DO THIS: Lines containing the string "number" are to be counted; report the total by itself.

─── GIVEN INFORMATION

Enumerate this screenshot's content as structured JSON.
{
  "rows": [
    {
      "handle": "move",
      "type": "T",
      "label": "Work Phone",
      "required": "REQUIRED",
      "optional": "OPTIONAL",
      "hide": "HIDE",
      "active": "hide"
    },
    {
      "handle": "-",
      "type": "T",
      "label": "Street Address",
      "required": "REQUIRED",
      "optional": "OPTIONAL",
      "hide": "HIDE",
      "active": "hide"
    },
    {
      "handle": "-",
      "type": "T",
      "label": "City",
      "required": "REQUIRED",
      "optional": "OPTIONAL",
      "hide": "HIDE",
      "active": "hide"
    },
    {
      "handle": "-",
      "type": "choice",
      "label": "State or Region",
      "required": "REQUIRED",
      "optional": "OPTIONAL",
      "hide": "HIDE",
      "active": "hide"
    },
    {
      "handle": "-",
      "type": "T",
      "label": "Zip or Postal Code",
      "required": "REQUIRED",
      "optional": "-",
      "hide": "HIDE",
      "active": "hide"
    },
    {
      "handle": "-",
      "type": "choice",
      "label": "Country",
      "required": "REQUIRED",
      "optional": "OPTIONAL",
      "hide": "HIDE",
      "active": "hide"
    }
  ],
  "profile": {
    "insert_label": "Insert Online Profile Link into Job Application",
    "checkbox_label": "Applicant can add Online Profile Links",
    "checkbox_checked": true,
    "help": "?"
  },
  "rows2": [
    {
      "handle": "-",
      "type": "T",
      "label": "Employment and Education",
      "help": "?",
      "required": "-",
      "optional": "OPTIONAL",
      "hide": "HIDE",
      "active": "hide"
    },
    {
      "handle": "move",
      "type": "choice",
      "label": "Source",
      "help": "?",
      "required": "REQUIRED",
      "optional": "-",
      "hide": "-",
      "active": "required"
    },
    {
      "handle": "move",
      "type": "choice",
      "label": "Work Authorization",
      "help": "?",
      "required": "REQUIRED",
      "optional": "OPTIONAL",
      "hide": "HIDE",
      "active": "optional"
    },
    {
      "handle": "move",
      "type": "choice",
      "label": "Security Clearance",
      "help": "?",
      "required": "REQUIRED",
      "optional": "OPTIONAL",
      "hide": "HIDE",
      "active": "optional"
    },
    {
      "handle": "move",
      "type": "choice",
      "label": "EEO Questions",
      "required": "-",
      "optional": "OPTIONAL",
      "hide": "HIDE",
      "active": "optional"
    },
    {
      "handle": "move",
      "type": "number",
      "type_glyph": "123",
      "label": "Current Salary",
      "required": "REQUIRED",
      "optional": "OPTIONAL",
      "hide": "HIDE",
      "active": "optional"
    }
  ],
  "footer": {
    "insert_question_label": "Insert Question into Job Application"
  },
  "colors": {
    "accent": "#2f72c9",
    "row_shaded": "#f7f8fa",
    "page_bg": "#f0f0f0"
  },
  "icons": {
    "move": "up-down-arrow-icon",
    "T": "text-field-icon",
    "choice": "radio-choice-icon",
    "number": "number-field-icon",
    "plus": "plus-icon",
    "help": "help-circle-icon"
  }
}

──────

SOLUTION TO THE EXERCISE: 2